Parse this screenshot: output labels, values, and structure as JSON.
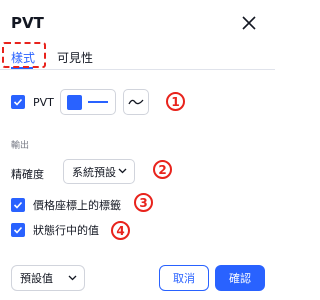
{
  "dialog": {
    "title": "PVT"
  },
  "tabs": [
    {
      "label": "樣式",
      "active": true
    },
    {
      "label": "可見性",
      "active": false
    }
  ],
  "style": {
    "pvt_label": "PVT",
    "pvt_checked": true,
    "plot_color": "#2962ff"
  },
  "output": {
    "section_label": "輸出",
    "precision_label": "精確度",
    "precision_value": "系統預設",
    "price_scale_label": "價格座標上的標籤",
    "price_scale_checked": true,
    "status_line_label": "狀態行中的值",
    "status_line_checked": true
  },
  "annotations": [
    "1",
    "2",
    "3",
    "4"
  ],
  "footer": {
    "defaults_label": "預設值",
    "cancel_label": "取消",
    "ok_label": "確認"
  },
  "colors": {
    "accent": "#2962ff",
    "annotation": "#e8231c"
  }
}
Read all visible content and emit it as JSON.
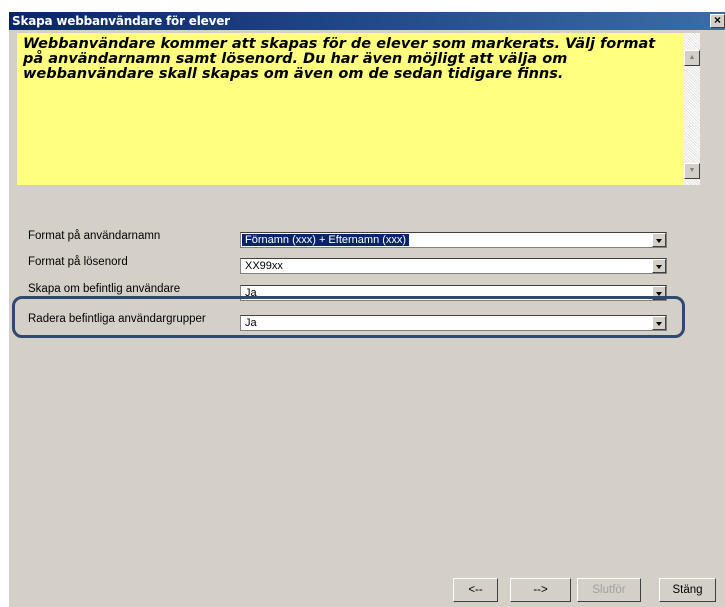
{
  "colors": {
    "titlebar_start": "#0a246a",
    "titlebar_end": "#3a6ea5",
    "info_background": "#ffff80",
    "highlight_border": "#2f4a6e"
  },
  "window": {
    "title": "Skapa webbanvändare för elever",
    "close_icon": "close-icon"
  },
  "info": {
    "text": "Webbanvändare kommer att skapas för de elever som markerats. Välj format på användarnamn samt lösenord. Du har även möjligt att välja om webbanvändare skall skapas om även om de sedan tidigare finns."
  },
  "form": {
    "rows": [
      {
        "label": "Format på användarnamn",
        "value": "Förnamn (xxx) + Efternamn (xxx)"
      },
      {
        "label": "Format på lösenord",
        "value": "XX99xx"
      },
      {
        "label": "Skapa om befintlig användare",
        "value": "Ja"
      },
      {
        "label": "Radera befintliga användargrupper",
        "value": "Ja"
      }
    ]
  },
  "buttons": {
    "back": "<--",
    "next": "-->",
    "finish": "Slutför",
    "close": "Stäng"
  }
}
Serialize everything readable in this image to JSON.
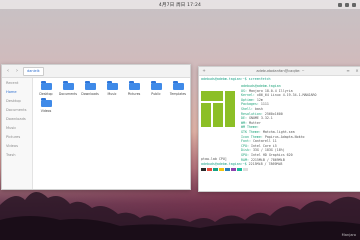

• • • •

**Direction**. Search the data for the string "användarnamn" and copy each line where it appears.

**Task answer**.
    "text": "Webbanvändare kommer att skapas för de elever som markerats. Välj format på användarnamn samt lösenord. Du har även möjligt att välja om webbanvändare skall skapas om även om de sedan tidigare finns."
        "label": "Format på användarnamn",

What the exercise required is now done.